PROBLEM STATEMENT: Report every line below that holds the word "Параметры".
━━━━━━━━━━
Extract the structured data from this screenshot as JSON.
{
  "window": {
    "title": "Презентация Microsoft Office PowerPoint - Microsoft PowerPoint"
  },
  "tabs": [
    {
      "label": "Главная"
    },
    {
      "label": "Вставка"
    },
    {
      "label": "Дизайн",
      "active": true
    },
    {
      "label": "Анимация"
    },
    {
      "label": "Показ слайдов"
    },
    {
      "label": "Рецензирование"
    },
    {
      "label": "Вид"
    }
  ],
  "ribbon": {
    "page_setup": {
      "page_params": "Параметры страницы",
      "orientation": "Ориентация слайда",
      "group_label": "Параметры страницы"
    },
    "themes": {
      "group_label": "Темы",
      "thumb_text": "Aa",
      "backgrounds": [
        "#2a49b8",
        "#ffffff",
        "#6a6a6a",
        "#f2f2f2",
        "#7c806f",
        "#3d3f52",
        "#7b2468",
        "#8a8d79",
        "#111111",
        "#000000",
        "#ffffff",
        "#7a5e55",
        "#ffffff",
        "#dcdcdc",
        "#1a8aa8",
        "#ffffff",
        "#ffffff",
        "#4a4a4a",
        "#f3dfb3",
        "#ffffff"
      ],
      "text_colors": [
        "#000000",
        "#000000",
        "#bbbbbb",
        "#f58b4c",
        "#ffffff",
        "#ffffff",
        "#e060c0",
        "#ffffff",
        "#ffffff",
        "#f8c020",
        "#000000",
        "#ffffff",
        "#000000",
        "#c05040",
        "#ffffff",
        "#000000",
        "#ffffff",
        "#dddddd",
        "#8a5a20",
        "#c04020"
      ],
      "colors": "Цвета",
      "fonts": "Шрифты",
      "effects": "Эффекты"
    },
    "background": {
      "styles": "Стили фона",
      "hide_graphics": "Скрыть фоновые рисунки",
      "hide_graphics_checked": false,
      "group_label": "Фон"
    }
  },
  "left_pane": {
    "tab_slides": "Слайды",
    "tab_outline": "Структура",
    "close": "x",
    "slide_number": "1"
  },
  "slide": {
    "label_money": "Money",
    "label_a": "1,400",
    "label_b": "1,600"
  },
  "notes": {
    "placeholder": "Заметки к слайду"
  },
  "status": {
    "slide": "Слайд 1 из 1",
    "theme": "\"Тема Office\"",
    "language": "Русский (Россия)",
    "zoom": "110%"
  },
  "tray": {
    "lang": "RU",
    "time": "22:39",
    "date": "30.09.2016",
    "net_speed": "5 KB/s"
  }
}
━━━━━━━━━━
EXERCISE RESPONSE:
      "page_params": "Параметры страницы",
      "group_label": "Параметры страницы"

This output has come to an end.